### DIRECTIONS FOR THIS TASK
Note each line that includes the word "行動を起こせば退職後の不安軽減に繋がると思いますか". Copy those lines.

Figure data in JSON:
++++++++++

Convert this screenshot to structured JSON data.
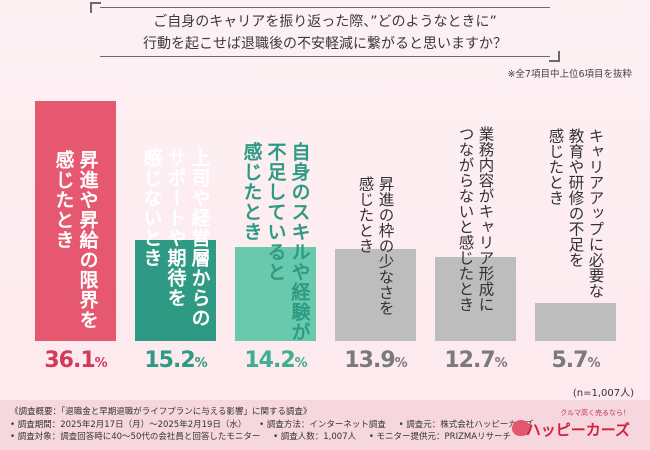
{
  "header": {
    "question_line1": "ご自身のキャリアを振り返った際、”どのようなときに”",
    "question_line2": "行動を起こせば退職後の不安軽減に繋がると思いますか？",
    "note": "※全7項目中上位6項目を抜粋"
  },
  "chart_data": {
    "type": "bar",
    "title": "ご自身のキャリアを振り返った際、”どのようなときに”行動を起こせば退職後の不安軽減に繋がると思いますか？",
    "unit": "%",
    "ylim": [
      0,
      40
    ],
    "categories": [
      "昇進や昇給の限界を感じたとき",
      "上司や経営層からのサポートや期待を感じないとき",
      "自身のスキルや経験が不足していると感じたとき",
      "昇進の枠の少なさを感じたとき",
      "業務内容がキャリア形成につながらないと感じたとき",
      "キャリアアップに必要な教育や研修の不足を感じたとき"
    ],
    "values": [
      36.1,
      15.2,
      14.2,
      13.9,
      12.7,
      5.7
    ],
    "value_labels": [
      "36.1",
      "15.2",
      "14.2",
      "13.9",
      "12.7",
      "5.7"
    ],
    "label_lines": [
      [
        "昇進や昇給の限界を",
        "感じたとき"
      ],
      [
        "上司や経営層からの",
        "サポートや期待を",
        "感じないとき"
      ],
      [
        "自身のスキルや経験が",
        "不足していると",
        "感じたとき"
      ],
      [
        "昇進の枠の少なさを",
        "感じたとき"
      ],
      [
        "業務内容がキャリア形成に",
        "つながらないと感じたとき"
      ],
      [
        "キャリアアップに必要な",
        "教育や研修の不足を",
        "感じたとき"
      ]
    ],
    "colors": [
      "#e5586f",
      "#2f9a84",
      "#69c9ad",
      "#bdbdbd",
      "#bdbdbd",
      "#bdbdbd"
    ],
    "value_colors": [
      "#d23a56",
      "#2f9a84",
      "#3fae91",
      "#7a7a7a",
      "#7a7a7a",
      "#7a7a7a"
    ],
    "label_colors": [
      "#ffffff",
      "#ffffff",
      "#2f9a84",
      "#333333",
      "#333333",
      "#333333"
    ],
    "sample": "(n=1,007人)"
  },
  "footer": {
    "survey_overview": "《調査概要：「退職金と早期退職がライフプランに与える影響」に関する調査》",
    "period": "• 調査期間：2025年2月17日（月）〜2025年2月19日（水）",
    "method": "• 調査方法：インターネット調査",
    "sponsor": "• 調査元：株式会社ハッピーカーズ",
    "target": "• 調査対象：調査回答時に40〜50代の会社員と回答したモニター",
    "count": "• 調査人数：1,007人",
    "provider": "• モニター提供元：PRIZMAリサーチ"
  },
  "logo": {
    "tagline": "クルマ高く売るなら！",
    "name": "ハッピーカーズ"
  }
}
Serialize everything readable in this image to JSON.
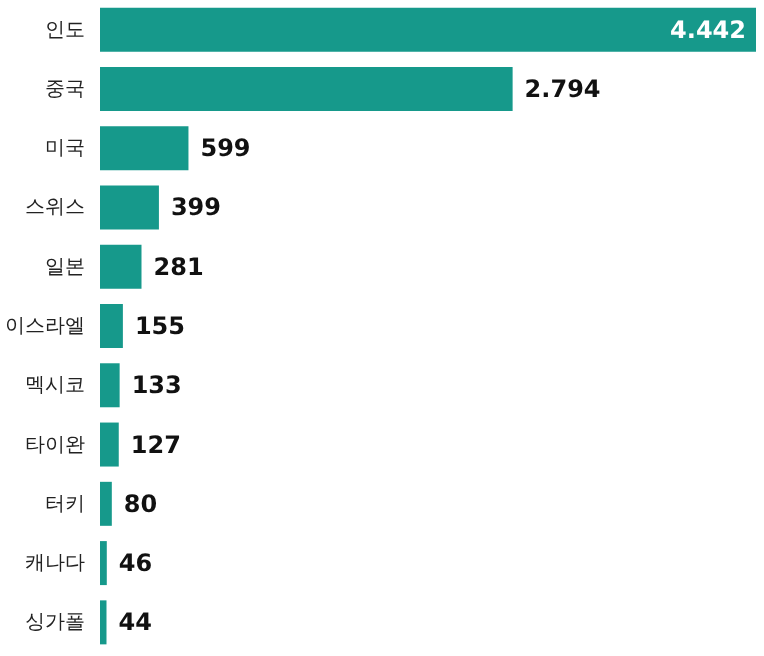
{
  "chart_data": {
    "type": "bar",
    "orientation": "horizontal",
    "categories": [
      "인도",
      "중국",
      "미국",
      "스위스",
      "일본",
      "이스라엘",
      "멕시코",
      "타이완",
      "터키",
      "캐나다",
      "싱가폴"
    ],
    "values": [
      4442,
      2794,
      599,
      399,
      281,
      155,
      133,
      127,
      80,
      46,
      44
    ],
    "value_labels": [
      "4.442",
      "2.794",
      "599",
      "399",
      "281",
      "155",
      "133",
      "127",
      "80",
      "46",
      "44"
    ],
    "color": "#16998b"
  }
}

++++++++++

### WRITTEN RESPONSE
    "question_line2": "行動を起こせば退職後の不安軽減に繋がると思いますか？",
    "title": "ご自身のキャリアを振り返った際、”どのようなときに”行動を起こせば退職後の不安軽減に繋がると思いますか？",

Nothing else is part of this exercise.